> Given request
Work through the records below and tally every line containing "this". Reply with the total alone.

> The records
------------------------------------------------
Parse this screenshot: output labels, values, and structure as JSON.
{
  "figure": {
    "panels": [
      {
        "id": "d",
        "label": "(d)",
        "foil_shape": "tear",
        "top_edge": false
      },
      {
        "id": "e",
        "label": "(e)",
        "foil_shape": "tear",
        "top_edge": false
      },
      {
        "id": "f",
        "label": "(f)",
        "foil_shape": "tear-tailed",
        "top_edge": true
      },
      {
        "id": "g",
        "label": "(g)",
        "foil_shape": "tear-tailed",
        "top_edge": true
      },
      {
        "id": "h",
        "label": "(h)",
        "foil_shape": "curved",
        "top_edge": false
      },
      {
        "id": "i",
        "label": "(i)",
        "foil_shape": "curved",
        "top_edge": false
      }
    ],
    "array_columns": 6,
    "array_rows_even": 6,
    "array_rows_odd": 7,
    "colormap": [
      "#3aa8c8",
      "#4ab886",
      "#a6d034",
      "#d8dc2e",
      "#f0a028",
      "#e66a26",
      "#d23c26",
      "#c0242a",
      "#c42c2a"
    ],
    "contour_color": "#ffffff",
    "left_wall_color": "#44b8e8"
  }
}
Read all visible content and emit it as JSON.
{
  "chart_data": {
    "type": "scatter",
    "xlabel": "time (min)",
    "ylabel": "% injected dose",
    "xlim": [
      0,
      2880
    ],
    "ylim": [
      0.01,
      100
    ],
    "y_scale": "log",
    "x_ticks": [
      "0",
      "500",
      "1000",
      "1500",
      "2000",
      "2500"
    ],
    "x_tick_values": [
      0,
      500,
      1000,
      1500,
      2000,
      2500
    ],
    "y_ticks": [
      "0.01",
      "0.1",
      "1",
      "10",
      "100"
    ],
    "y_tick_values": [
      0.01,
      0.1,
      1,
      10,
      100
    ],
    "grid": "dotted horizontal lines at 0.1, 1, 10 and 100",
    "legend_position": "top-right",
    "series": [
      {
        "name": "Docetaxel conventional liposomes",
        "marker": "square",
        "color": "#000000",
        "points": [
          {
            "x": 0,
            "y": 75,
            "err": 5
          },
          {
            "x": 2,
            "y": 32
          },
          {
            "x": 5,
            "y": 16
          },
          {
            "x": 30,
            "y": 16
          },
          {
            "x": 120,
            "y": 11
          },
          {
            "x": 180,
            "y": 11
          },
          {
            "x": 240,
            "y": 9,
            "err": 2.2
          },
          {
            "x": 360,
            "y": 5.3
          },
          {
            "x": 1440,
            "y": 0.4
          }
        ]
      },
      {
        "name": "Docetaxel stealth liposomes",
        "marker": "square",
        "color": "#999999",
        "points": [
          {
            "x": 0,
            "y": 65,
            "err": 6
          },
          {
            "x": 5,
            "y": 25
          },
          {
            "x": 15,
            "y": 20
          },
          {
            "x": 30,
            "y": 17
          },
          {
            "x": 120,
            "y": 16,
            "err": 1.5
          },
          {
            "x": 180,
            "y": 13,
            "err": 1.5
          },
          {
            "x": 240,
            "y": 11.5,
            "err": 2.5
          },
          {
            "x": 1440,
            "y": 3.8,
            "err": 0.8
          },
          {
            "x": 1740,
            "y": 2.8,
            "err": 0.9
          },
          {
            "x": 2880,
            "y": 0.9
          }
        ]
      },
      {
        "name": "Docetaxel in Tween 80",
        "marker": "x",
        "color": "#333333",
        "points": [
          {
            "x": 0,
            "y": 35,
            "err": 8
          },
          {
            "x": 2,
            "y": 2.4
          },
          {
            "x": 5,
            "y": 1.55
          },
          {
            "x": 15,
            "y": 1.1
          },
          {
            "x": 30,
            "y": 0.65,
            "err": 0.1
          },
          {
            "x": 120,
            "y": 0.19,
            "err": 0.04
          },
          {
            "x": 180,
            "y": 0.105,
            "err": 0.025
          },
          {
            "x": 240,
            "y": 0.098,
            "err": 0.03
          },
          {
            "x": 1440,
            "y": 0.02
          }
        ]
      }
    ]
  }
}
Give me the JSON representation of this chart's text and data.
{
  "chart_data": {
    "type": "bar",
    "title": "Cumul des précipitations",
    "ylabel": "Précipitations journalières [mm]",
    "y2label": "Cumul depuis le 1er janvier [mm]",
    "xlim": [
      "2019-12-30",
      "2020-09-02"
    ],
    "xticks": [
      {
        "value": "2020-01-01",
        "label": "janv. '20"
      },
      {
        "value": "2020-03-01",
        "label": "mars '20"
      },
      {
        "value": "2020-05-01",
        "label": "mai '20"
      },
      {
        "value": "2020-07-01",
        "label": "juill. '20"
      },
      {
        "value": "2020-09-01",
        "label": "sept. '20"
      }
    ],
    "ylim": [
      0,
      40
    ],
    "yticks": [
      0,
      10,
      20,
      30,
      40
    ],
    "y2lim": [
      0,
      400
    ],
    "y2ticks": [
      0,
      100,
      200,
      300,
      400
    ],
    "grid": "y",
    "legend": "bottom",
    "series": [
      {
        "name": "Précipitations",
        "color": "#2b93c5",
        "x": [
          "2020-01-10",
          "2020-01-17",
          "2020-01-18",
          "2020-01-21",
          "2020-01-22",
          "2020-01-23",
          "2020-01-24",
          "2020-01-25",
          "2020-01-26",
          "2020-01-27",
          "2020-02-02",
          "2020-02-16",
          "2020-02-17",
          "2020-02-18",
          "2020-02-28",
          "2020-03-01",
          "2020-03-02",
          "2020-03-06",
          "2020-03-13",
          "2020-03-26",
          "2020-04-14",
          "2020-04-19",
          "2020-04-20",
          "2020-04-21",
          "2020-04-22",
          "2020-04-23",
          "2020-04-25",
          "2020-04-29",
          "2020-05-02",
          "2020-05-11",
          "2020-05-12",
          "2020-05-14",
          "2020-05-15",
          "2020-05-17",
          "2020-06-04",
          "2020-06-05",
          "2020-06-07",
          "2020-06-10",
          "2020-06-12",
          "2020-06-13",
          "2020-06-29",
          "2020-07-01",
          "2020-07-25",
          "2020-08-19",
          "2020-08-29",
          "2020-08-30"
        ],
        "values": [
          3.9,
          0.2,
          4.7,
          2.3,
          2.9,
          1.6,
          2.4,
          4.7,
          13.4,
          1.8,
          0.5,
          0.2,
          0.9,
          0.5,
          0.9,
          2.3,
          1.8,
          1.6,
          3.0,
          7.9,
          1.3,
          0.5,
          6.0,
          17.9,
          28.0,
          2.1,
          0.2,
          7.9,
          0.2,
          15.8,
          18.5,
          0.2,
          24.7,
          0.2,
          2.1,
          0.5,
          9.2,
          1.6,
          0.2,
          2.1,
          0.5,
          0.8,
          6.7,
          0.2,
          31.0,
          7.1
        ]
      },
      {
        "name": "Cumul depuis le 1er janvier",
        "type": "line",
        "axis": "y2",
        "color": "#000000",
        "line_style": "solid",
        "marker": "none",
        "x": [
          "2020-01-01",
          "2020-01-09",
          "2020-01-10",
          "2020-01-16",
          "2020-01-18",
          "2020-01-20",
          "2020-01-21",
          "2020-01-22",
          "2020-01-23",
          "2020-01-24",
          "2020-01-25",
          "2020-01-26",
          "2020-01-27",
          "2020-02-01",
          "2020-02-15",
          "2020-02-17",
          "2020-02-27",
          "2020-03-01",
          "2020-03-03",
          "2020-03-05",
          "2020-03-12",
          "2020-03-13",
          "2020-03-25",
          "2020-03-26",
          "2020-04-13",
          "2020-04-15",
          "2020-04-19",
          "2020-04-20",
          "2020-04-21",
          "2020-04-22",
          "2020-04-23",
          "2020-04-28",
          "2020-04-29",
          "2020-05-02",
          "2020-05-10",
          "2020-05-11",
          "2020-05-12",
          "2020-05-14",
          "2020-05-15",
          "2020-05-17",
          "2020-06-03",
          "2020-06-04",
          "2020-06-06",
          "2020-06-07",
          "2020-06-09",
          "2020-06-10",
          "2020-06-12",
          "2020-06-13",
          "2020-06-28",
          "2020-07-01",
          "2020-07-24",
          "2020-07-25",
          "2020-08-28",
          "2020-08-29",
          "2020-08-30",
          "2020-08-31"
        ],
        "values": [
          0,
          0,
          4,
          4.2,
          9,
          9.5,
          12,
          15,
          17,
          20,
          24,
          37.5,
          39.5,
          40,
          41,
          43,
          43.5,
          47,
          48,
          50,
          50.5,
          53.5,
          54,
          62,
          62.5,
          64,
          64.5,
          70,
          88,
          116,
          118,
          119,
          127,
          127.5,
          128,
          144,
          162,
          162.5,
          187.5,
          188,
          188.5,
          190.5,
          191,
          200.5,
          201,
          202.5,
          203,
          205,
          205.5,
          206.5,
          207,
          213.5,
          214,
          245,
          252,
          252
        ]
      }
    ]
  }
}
------------------------------------------------
> Full output
2